··· Records supplied

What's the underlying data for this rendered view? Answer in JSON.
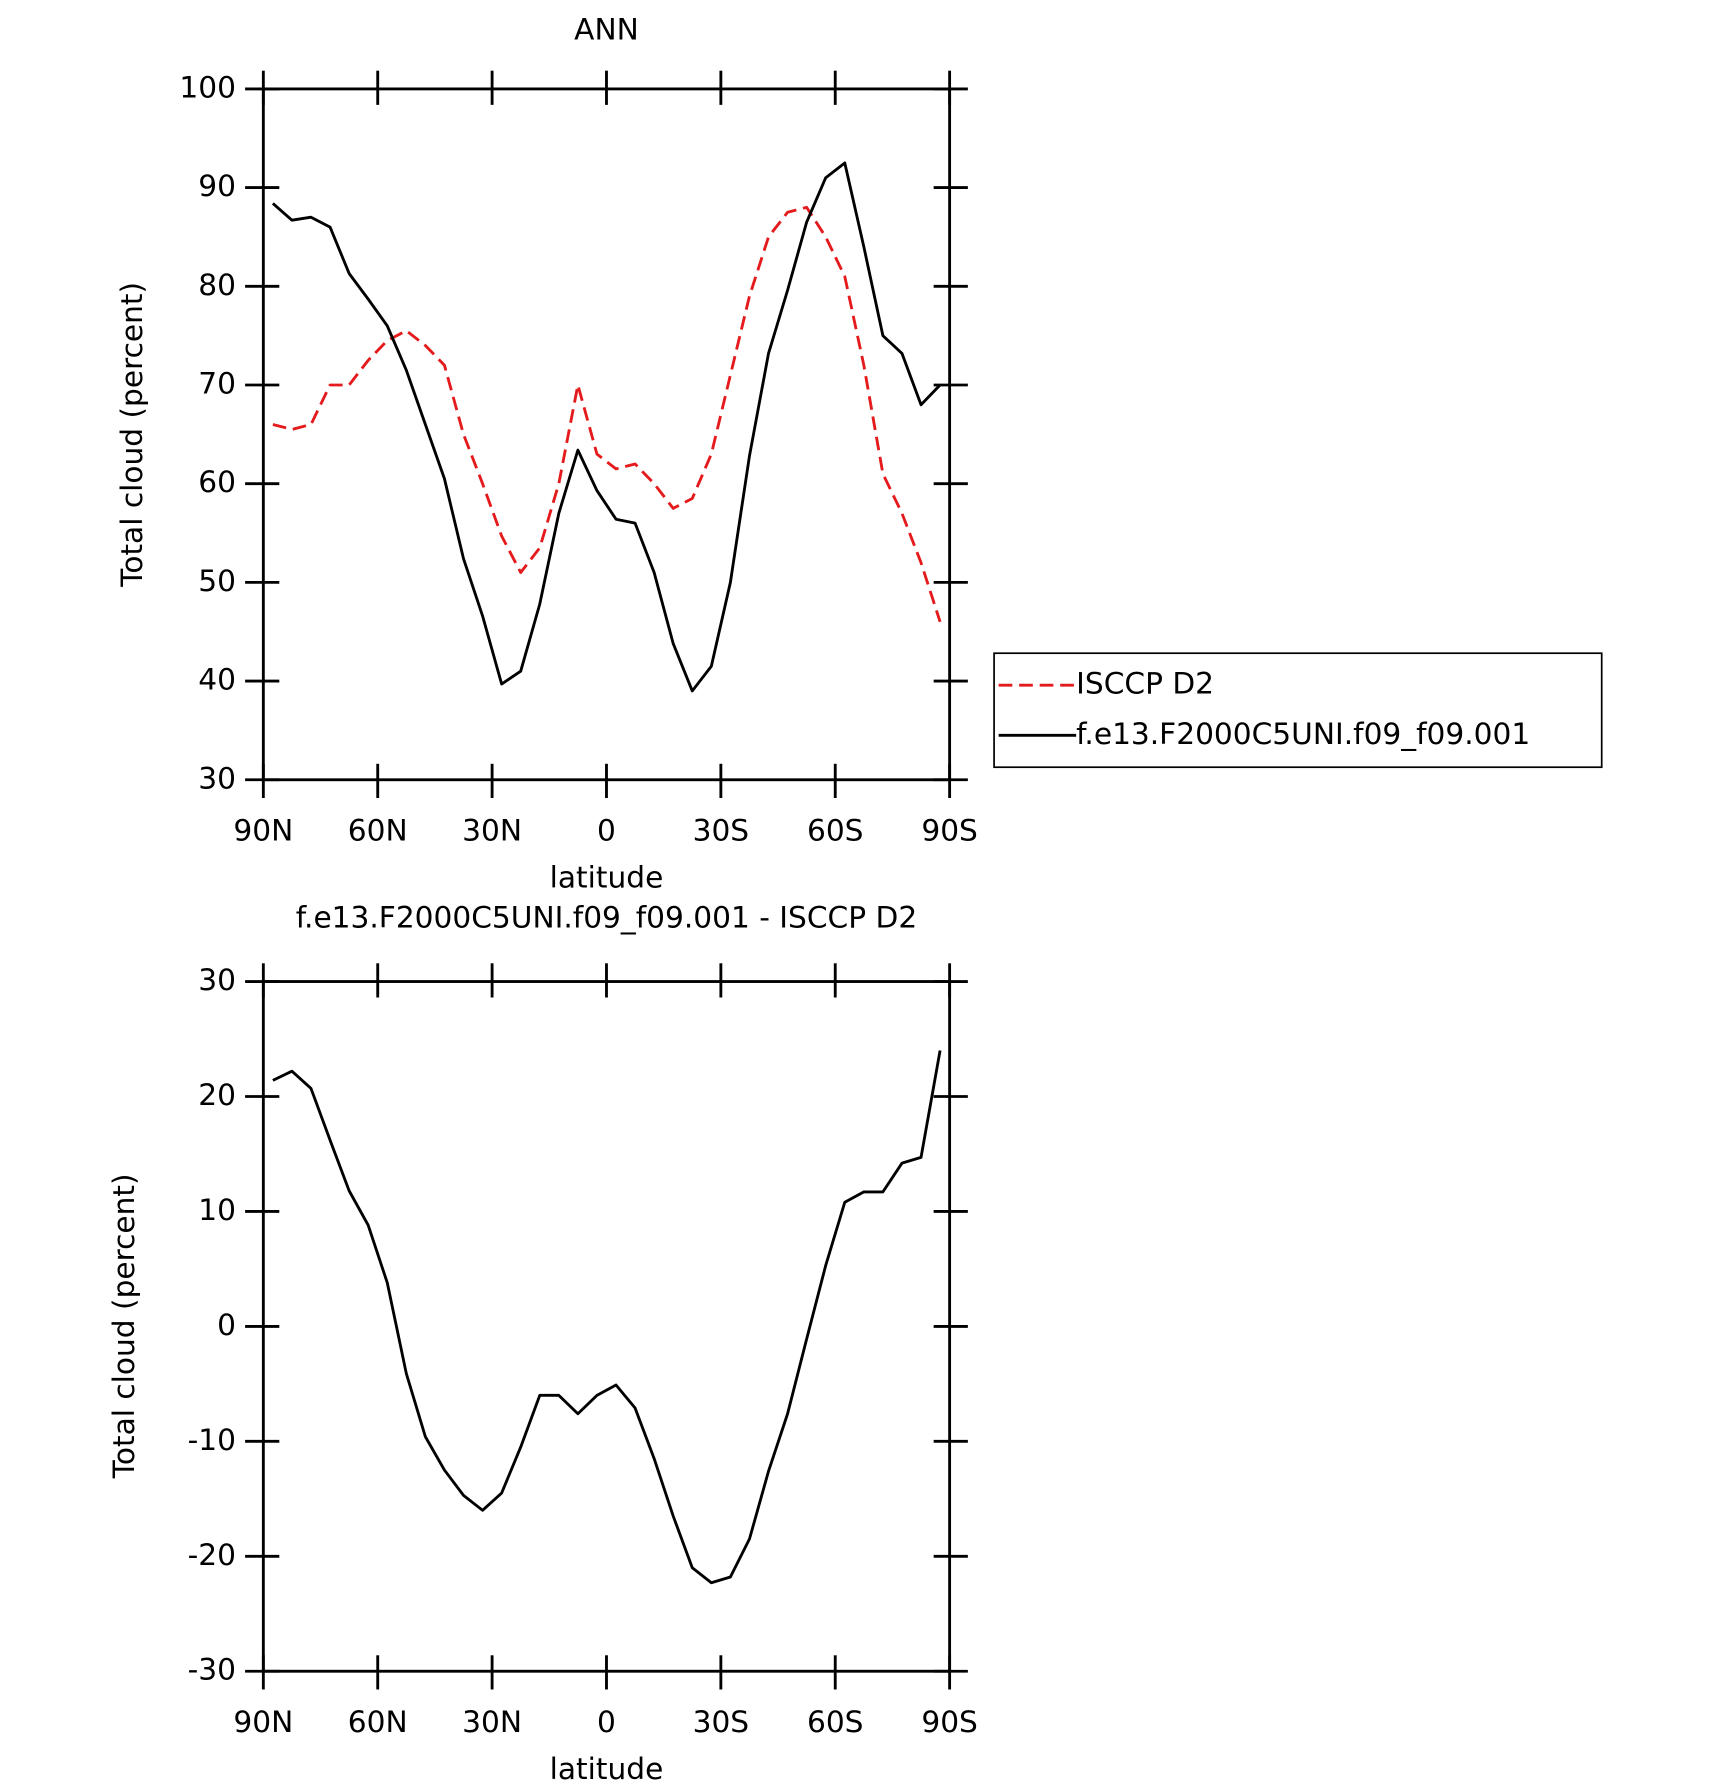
{
  "chart_data": [
    {
      "type": "line",
      "title": "ANN",
      "xlabel": "latitude",
      "ylabel": "Total cloud (percent)",
      "x": [
        87.5,
        82.5,
        77.5,
        72.5,
        67.5,
        62.5,
        57.5,
        52.5,
        47.5,
        42.5,
        37.5,
        32.5,
        27.5,
        22.5,
        17.5,
        12.5,
        7.5,
        2.5,
        -2.5,
        -7.5,
        -12.5,
        -17.5,
        -22.5,
        -27.5,
        -32.5,
        -37.5,
        -42.5,
        -47.5,
        -52.5,
        -57.5,
        -62.5,
        -67.5,
        -72.5,
        -77.5,
        -82.5,
        -87.5
      ],
      "series": [
        {
          "name": "ISCCP D2",
          "color": "#e41a1c",
          "dash": true,
          "values": [
            66,
            65.5,
            66,
            70,
            70,
            72.5,
            74.5,
            75.5,
            74,
            72,
            65,
            60,
            54.7,
            51,
            53.5,
            60,
            70,
            63,
            61.5,
            62,
            60,
            57.5,
            58.5,
            63,
            71,
            79,
            85,
            87.5,
            88,
            85,
            81,
            72,
            61,
            57,
            52,
            46
          ]
        },
        {
          "name": "f.e13.F2000C5UNI.f09_f09.001",
          "color": "#000000",
          "dash": false,
          "values": [
            88.4,
            86.7,
            87,
            86,
            81.3,
            78.7,
            76,
            71.5,
            66,
            60.5,
            52.4,
            46.6,
            39.7,
            41,
            47.8,
            57,
            63.4,
            59.3,
            56.4,
            56,
            51,
            43.8,
            39,
            41.5,
            50,
            62.8,
            73.2,
            79.6,
            86.5,
            91,
            92.5,
            84,
            75,
            73.2,
            68,
            70
          ]
        }
      ],
      "xlim": [
        90,
        -90
      ],
      "xticks": [
        {
          "value": 90,
          "label": "90N"
        },
        {
          "value": 60,
          "label": "60N"
        },
        {
          "value": 30,
          "label": "30N"
        },
        0,
        {
          "value": -30,
          "label": "30S"
        },
        {
          "value": -60,
          "label": "60S"
        },
        {
          "value": -90,
          "label": "90S"
        }
      ],
      "ylim": [
        30,
        100
      ],
      "yticks": [
        30,
        40,
        50,
        60,
        70,
        80,
        90,
        100
      ],
      "legend": "right"
    },
    {
      "type": "line",
      "title": "f.e13.F2000C5UNI.f09_f09.001 - ISCCP D2",
      "xlabel": "latitude",
      "ylabel": "Total cloud (percent)",
      "x": [
        87.5,
        82.5,
        77.5,
        72.5,
        67.5,
        62.5,
        57.5,
        52.5,
        47.5,
        42.5,
        37.5,
        32.5,
        27.5,
        22.5,
        17.5,
        12.5,
        7.5,
        2.5,
        -2.5,
        -7.5,
        -12.5,
        -17.5,
        -22.5,
        -27.5,
        -32.5,
        -37.5,
        -42.5,
        -47.5,
        -52.5,
        -57.5,
        -62.5,
        -67.5,
        -72.5,
        -77.5,
        -82.5,
        -87.5
      ],
      "values": [
        21.4,
        22.2,
        20.7,
        16.2,
        11.8,
        8.8,
        3.8,
        -4.1,
        -9.6,
        -12.5,
        -14.7,
        -16,
        -14.5,
        -10.5,
        -6,
        -6,
        -7.6,
        -6,
        -5.1,
        -7.1,
        -11.5,
        -16.5,
        -21,
        -22.3,
        -21.8,
        -18.5,
        -12.6,
        -7.6,
        -1.1,
        5.3,
        10.8,
        11.7,
        11.7,
        14.2,
        14.7,
        24
      ],
      "color": "#000000",
      "xlim": [
        90,
        -90
      ],
      "xticks": [
        {
          "value": 90,
          "label": "90N"
        },
        {
          "value": 60,
          "label": "60N"
        },
        {
          "value": 30,
          "label": "30N"
        },
        0,
        {
          "value": -30,
          "label": "30S"
        },
        {
          "value": -60,
          "label": "60S"
        },
        {
          "value": -90,
          "label": "90S"
        }
      ],
      "ylim": [
        -30,
        30
      ],
      "yticks": [
        -30,
        -20,
        -10,
        0,
        10,
        20,
        30
      ]
    }
  ]
}
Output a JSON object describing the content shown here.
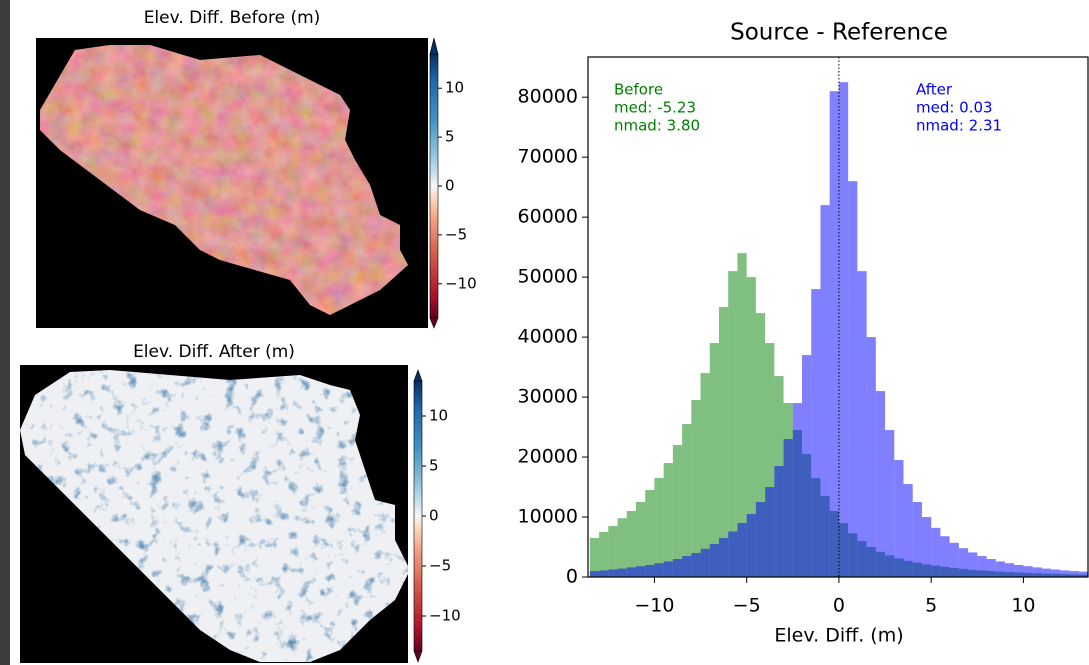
{
  "chart_data": {
    "type": "histogram",
    "title": "Source - Reference",
    "xlabel": "Elev. Diff. (m)",
    "bins": [
      -13.5,
      -13,
      -12.5,
      -12,
      -11.5,
      -11,
      -10.5,
      -10,
      -9.5,
      -9,
      -8.5,
      -8,
      -7.5,
      -7,
      -6.5,
      -6,
      -5.5,
      -5,
      -4.5,
      -4,
      -3.5,
      -3,
      -2.5,
      -2,
      -1.5,
      -1,
      -0.5,
      0,
      0.5,
      1,
      1.5,
      2,
      2.5,
      3,
      3.5,
      4,
      4.5,
      5,
      5.5,
      6,
      6.5,
      7,
      7.5,
      8,
      8.5,
      9,
      9.5,
      10,
      10.5,
      11,
      11.5,
      12,
      12.5,
      13,
      13.5
    ],
    "series": [
      {
        "name": "Before",
        "color": "#008000",
        "values": [
          6500,
          7500,
          8500,
          9800,
          11000,
          12500,
          14500,
          16500,
          19000,
          22000,
          25500,
          29500,
          34000,
          39000,
          45000,
          51000,
          54000,
          50000,
          44000,
          39000,
          33500,
          29000,
          24500,
          20500,
          16500,
          13500,
          11000,
          9000,
          7300,
          6000,
          5000,
          4200,
          3600,
          3100,
          2700,
          2400,
          2100,
          1900,
          1700,
          1500,
          1350,
          1200,
          1100,
          1000,
          900,
          820,
          750,
          680,
          620,
          570,
          520,
          480,
          440,
          400
        ],
        "annotation": [
          "Before",
          "med: -5.23",
          "nmad: 3.80"
        ]
      },
      {
        "name": "After",
        "color": "#0000ff",
        "values": [
          1000,
          1100,
          1250,
          1400,
          1600,
          1800,
          2000,
          2300,
          2600,
          3000,
          3500,
          4000,
          4700,
          5500,
          6500,
          7600,
          9000,
          10500,
          12500,
          15000,
          18500,
          23000,
          29000,
          37000,
          48000,
          62000,
          81000,
          82500,
          66000,
          51000,
          40000,
          31000,
          24500,
          19500,
          15500,
          12500,
          10000,
          8200,
          6800,
          5700,
          4800,
          4100,
          3500,
          3000,
          2600,
          2300,
          2000,
          1800,
          1600,
          1400,
          1250,
          1100,
          1000,
          900
        ],
        "annotation": [
          "After",
          "med: 0.03",
          "nmad: 2.31"
        ]
      }
    ],
    "alpha": 0.5,
    "reference_line": 0,
    "xlim": [
      -13.6,
      13.5
    ],
    "xticks": [
      {
        "value": -10,
        "label": "−10"
      },
      {
        "value": -5,
        "label": "−5"
      },
      0,
      5,
      10
    ],
    "ylim": [
      0,
      86700
    ],
    "yticks": [
      0,
      10000,
      20000,
      30000,
      40000,
      50000,
      60000,
      70000,
      80000
    ]
  },
  "maps": [
    {
      "title": "Elev. Diff. Before (m)",
      "colorbar": {
        "clim": [
          -13.5,
          13.5
        ],
        "ticks": [
          {
            "value": 10,
            "label": "10"
          },
          {
            "value": 5,
            "label": "5"
          },
          {
            "value": 0,
            "label": "0"
          },
          {
            "value": -5,
            "label": "−5"
          },
          {
            "value": -10,
            "label": "−10"
          }
        ]
      }
    },
    {
      "title": "Elev. Diff. After (m)",
      "colorbar": {
        "clim": [
          -13.5,
          13.5
        ],
        "ticks": [
          {
            "value": 10,
            "label": "10"
          },
          {
            "value": 5,
            "label": "5"
          },
          {
            "value": 0,
            "label": "0"
          },
          {
            "value": -5,
            "label": "−5"
          },
          {
            "value": -10,
            "label": "−10"
          }
        ]
      }
    }
  ]
}
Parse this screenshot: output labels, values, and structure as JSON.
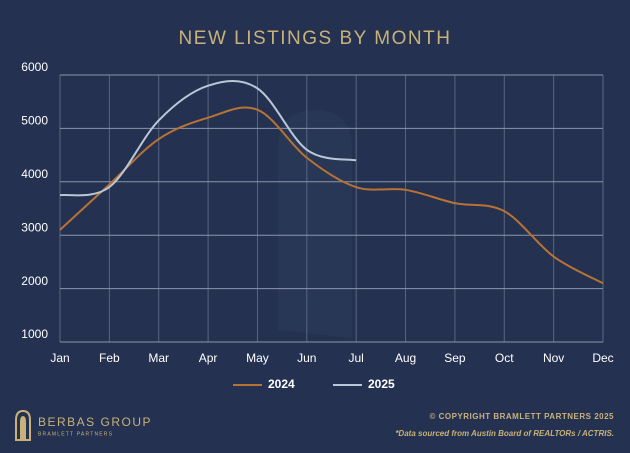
{
  "chart_data": {
    "type": "line",
    "title": "NEW LISTINGS BY MONTH",
    "categories": [
      "Jan",
      "Feb",
      "Mar",
      "Apr",
      "May",
      "Jun",
      "Jul",
      "Aug",
      "Sep",
      "Oct",
      "Nov",
      "Dec"
    ],
    "series": [
      {
        "name": "2024",
        "color": "#b87333",
        "values": [
          3100,
          3950,
          4800,
          5200,
          5350,
          4450,
          3900,
          3850,
          3600,
          3450,
          2600,
          2100
        ]
      },
      {
        "name": "2025",
        "color": "#b9c7d6",
        "values": [
          3750,
          3900,
          5150,
          5800,
          5750,
          4600,
          4400,
          null,
          null,
          null,
          null,
          null
        ]
      }
    ],
    "ylim": [
      1000,
      6000
    ],
    "yticks": [
      1000,
      2000,
      3000,
      4000,
      5000,
      6000
    ],
    "grid": true,
    "legend": "bottom",
    "logo": {
      "name": "BERBAS GROUP",
      "tagline": "BRAMLETT PARTNERS"
    },
    "copyright": "© COPYRIGHT BRAMLETT PARTNERS 2025",
    "source": "*Data sourced from Austin Board of REALTORs / ACTRIS."
  }
}
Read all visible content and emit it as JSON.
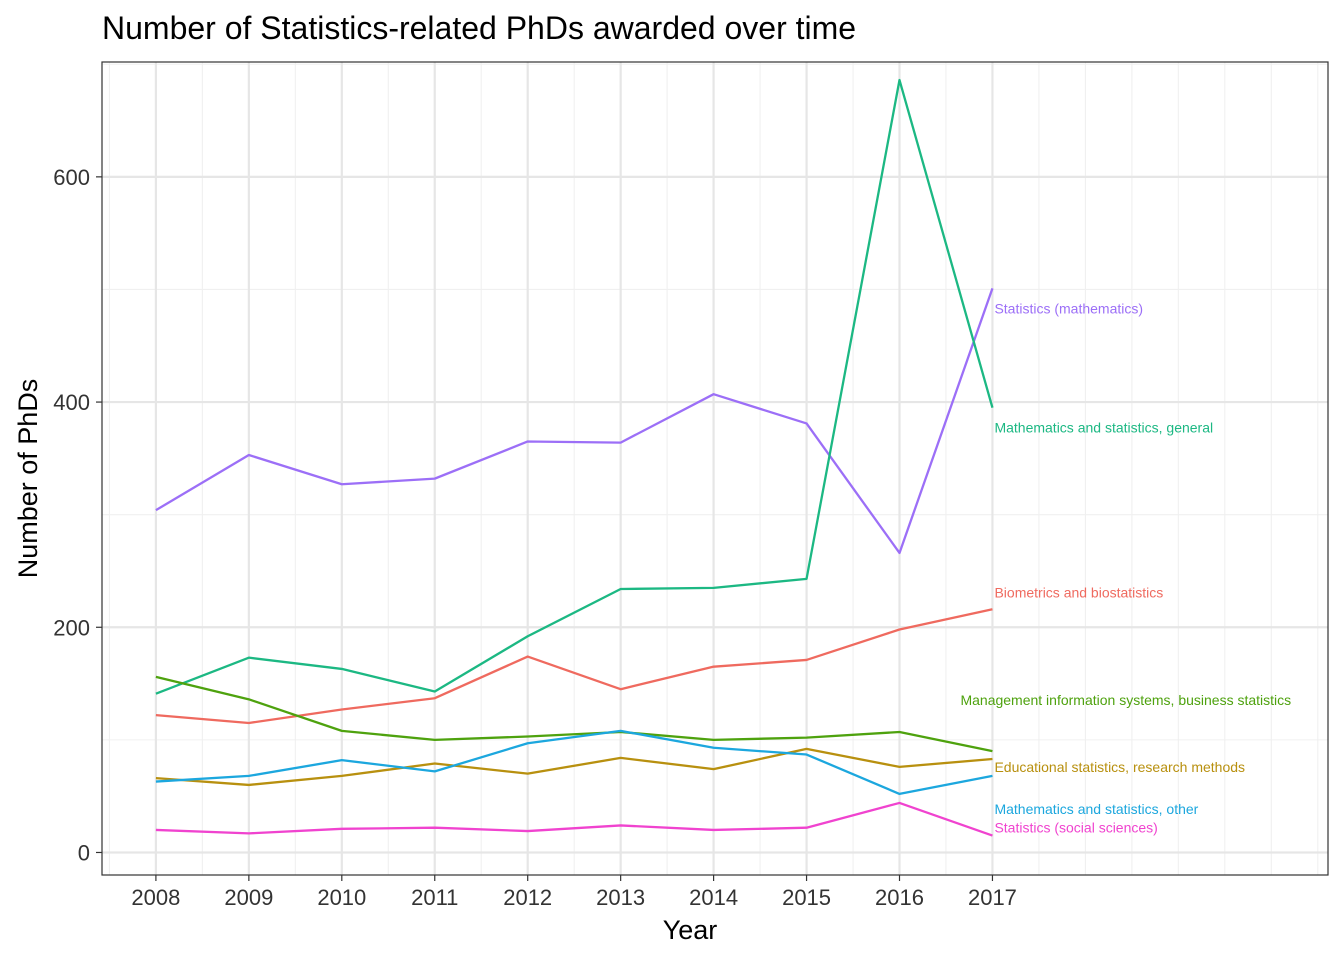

······

Problem to solve:
Take the line containing "Parse this screenshot: output" and every line after it up to the end of the data, and write them out exactly, without the pictures.

Result for this exercise:
Parse this screenshot: output labels, values, and structure as JSON.
{
  "chart_data": {
    "type": "line",
    "title": "NEW LISTINGS BY MONTH",
    "categories": [
      "Jan",
      "Feb",
      "Mar",
      "Apr",
      "May",
      "Jun",
      "Jul",
      "Aug",
      "Sep",
      "Oct",
      "Nov",
      "Dec"
    ],
    "series": [
      {
        "name": "2024",
        "color": "#b87333",
        "values": [
          3100,
          3950,
          4800,
          5200,
          5350,
          4450,
          3900,
          3850,
          3600,
          3450,
          2600,
          2100
        ]
      },
      {
        "name": "2025",
        "color": "#b9c7d6",
        "values": [
          3750,
          3900,
          5150,
          5800,
          5750,
          4600,
          4400,
          null,
          null,
          null,
          null,
          null
        ]
      }
    ],
    "ylim": [
      1000,
      6000
    ],
    "yticks": [
      1000,
      2000,
      3000,
      4000,
      5000,
      6000
    ],
    "grid": true,
    "legend": "bottom",
    "logo": {
      "name": "BERBAS GROUP",
      "tagline": "BRAMLETT PARTNERS"
    },
    "copyright": "© COPYRIGHT BRAMLETT PARTNERS 2025",
    "source": "*Data sourced from Austin Board of REALTORs / ACTRIS."
  }
}
Read all visible content and emit it as JSON.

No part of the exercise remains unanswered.